Give exactly the lines from the one with "What data populates" through the final line of the listing below, both included, leaving out any pictures.

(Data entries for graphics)
• • •
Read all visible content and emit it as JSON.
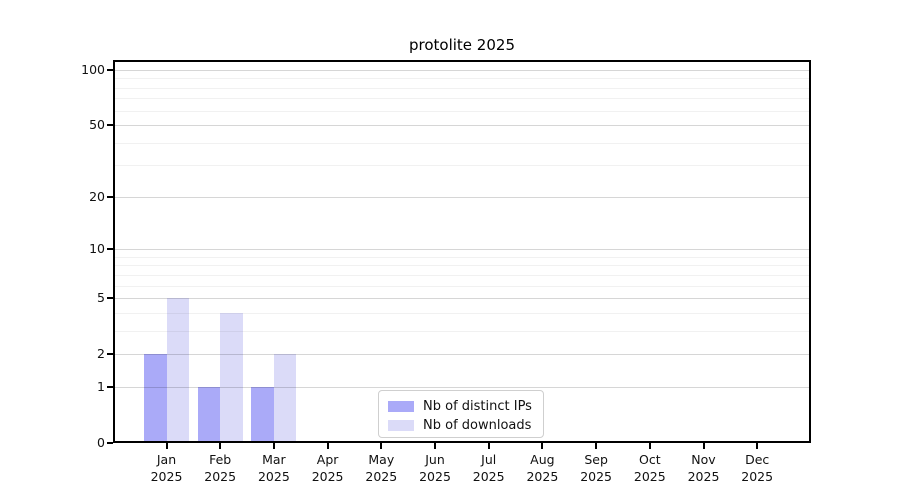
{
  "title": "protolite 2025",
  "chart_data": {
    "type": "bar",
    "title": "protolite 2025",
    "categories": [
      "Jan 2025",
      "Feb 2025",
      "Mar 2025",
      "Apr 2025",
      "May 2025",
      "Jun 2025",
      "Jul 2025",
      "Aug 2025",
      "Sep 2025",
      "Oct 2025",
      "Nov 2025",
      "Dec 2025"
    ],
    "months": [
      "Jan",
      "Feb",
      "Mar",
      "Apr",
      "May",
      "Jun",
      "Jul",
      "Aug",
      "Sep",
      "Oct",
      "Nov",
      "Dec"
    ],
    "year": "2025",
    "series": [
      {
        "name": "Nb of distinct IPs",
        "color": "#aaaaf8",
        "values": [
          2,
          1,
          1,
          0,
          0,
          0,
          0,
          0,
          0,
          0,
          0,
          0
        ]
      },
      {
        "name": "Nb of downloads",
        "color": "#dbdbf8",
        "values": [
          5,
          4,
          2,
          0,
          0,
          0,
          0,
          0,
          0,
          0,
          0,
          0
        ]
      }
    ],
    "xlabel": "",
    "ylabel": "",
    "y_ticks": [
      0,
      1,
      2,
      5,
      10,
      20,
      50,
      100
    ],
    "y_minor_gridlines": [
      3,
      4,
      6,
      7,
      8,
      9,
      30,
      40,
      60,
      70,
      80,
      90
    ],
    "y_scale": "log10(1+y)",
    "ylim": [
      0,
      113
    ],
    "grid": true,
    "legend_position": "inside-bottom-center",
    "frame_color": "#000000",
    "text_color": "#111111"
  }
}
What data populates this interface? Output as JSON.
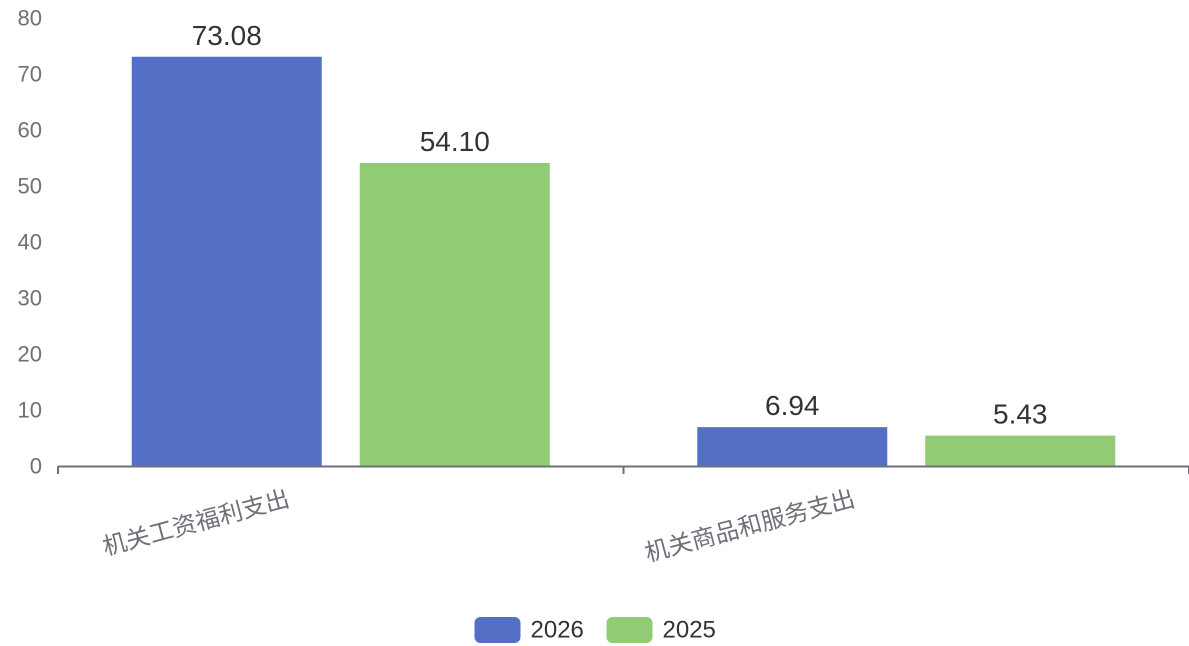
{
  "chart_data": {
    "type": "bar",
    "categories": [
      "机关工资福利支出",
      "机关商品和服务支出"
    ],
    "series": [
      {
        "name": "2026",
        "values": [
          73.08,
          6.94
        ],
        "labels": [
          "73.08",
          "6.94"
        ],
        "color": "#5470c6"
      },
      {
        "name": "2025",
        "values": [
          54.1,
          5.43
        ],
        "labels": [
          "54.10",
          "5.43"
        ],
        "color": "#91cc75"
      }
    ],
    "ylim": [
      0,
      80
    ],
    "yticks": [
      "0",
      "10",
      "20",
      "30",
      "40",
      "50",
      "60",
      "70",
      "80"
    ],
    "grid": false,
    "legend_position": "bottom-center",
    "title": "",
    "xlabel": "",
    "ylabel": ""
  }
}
• • •
## RESPONSE
What data populates this interface? Output as JSON.
{
  "chart_data": {
    "type": "bar",
    "categories": [
      "机关工资福利支出",
      "机关商品和服务支出"
    ],
    "series": [
      {
        "name": "2026",
        "values": [
          73.08,
          6.94
        ],
        "labels": [
          "73.08",
          "6.94"
        ],
        "color": "#5470c6"
      },
      {
        "name": "2025",
        "values": [
          54.1,
          5.43
        ],
        "labels": [
          "54.10",
          "5.43"
        ],
        "color": "#91cc75"
      }
    ],
    "ylim": [
      0,
      80
    ],
    "yticks": [
      "0",
      "10",
      "20",
      "30",
      "40",
      "50",
      "60",
      "70",
      "80"
    ],
    "grid": false,
    "legend_position": "bottom-center",
    "title": "",
    "xlabel": "",
    "ylabel": ""
  }
}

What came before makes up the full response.